_GIVEN PROBLEM_
Reproduce all of the listing below without alteration.

_GIVEN DATA_
..............................

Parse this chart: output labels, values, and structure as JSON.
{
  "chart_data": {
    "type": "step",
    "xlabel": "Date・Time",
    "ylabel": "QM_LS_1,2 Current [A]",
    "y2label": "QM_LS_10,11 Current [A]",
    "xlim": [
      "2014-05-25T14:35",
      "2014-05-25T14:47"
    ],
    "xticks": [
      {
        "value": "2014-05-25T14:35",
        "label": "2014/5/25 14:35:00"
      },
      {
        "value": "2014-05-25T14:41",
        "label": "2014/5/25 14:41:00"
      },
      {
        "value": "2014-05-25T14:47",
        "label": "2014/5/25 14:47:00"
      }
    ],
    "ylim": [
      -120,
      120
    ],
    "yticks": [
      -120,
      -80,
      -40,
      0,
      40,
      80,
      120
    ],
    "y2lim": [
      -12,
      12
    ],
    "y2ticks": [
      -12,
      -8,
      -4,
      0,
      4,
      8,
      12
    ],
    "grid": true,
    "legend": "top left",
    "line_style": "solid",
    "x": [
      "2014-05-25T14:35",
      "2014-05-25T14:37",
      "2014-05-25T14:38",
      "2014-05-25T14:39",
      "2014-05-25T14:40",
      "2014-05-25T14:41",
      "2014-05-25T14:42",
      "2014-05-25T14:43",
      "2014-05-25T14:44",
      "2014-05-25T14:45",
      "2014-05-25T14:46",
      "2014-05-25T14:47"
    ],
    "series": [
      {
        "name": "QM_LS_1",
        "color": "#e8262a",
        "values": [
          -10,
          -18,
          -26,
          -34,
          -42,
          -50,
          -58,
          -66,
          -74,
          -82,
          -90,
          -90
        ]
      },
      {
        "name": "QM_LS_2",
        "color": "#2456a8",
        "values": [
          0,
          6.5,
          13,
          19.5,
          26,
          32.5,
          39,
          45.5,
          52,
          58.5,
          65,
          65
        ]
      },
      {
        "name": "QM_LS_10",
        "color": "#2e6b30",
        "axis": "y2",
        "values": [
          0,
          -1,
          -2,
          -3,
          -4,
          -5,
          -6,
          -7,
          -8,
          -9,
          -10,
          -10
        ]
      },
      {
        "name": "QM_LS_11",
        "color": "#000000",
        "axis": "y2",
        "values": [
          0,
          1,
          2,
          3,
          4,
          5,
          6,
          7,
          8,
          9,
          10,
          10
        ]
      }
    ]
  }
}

..............................

_ANSWER_
Parse this chart: output labels, values, and structure as JSON.
{
  "chart_data": {
    "type": "step",
    "xlabel": "Date・Time",
    "ylabel": "QM_LS_1,2 Current [A]",
    "y2label": "QM_LS_10,11 Current [A]",
    "xlim": [
      "2014-05-25T14:35",
      "2014-05-25T14:47"
    ],
    "xticks": [
      {
        "value": "2014-05-25T14:35",
        "label": "2014/5/25 14:35:00"
      },
      {
        "value": "2014-05-25T14:41",
        "label": "2014/5/25 14:41:00"
      },
      {
        "value": "2014-05-25T14:47",
        "label": "2014/5/25 14:47:00"
      }
    ],
    "ylim": [
      -120,
      120
    ],
    "yticks": [
      -120,
      -80,
      -40,
      0,
      40,
      80,
      120
    ],
    "y2lim": [
      -12,
      12
    ],
    "y2ticks": [
      -12,
      -8,
      -4,
      0,
      4,
      8,
      12
    ],
    "grid": true,
    "legend": "top left",
    "line_style": "solid",
    "x": [
      "2014-05-25T14:35",
      "2014-05-25T14:37",
      "2014-05-25T14:38",
      "2014-05-25T14:39",
      "2014-05-25T14:40",
      "2014-05-25T14:41",
      "2014-05-25T14:42",
      "2014-05-25T14:43",
      "2014-05-25T14:44",
      "2014-05-25T14:45",
      "2014-05-25T14:46",
      "2014-05-25T14:47"
    ],
    "series": [
      {
        "name": "QM_LS_1",
        "color": "#e8262a",
        "values": [
          -10,
          -18,
          -26,
          -34,
          -42,
          -50,
          -58,
          -66,
          -74,
          -82,
          -90,
          -90
        ]
      },
      {
        "name": "QM_LS_2",
        "color": "#2456a8",
        "values": [
          0,
          6.5,
          13,
          19.5,
          26,
          32.5,
          39,
          45.5,
          52,
          58.5,
          65,
          65
        ]
      },
      {
        "name": "QM_LS_10",
        "color": "#2e6b30",
        "axis": "y2",
        "values": [
          0,
          -1,
          -2,
          -3,
          -4,
          -5,
          -6,
          -7,
          -8,
          -9,
          -10,
          -10
        ]
      },
      {
        "name": "QM_LS_11",
        "color": "#000000",
        "axis": "y2",
        "values": [
          0,
          1,
          2,
          3,
          4,
          5,
          6,
          7,
          8,
          9,
          10,
          10
        ]
      }
    ]
  }
}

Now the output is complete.